Figure content listings
####################

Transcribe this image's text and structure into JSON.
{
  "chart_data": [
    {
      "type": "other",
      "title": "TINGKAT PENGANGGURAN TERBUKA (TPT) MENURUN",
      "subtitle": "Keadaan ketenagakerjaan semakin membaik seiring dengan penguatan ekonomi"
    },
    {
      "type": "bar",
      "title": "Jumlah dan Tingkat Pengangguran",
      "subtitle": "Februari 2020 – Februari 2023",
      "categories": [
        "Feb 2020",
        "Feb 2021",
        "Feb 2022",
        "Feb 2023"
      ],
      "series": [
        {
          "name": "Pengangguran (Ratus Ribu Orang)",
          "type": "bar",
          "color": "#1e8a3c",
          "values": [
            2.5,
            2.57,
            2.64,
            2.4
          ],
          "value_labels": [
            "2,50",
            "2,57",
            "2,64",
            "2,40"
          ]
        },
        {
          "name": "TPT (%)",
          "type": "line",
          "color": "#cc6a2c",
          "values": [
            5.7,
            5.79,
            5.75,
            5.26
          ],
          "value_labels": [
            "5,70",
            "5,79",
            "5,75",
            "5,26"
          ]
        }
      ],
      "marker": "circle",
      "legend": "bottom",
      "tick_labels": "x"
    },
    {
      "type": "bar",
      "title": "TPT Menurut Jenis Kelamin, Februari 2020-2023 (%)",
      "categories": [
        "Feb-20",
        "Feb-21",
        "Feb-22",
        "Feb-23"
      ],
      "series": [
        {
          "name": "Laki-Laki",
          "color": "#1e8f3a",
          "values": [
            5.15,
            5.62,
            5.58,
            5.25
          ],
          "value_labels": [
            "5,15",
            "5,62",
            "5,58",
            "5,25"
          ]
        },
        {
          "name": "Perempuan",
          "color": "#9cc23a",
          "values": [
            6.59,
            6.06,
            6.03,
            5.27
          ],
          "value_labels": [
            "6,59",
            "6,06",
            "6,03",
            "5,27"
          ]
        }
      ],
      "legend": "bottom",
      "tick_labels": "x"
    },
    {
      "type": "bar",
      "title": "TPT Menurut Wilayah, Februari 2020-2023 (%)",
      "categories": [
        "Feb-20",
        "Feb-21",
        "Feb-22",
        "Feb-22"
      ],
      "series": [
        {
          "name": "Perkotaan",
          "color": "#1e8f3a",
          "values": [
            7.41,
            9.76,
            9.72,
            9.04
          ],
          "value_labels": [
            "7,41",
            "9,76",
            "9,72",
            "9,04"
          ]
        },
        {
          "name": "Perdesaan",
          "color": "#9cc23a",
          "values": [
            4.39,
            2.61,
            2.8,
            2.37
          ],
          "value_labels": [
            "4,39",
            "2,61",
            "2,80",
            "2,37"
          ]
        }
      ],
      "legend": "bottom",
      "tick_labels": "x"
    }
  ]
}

####################

Short task: Locate the word "Februari" in the data above. Copy every line carrying it.

Result of this task:
      "subtitle": "Februari 2020 – Februari 2023",
      "title": "TPT Menurut Jenis Kelamin, Februari 2020-2023 (%)",
      "title": "TPT Menurut Wilayah, Februari 2020-2023 (%)",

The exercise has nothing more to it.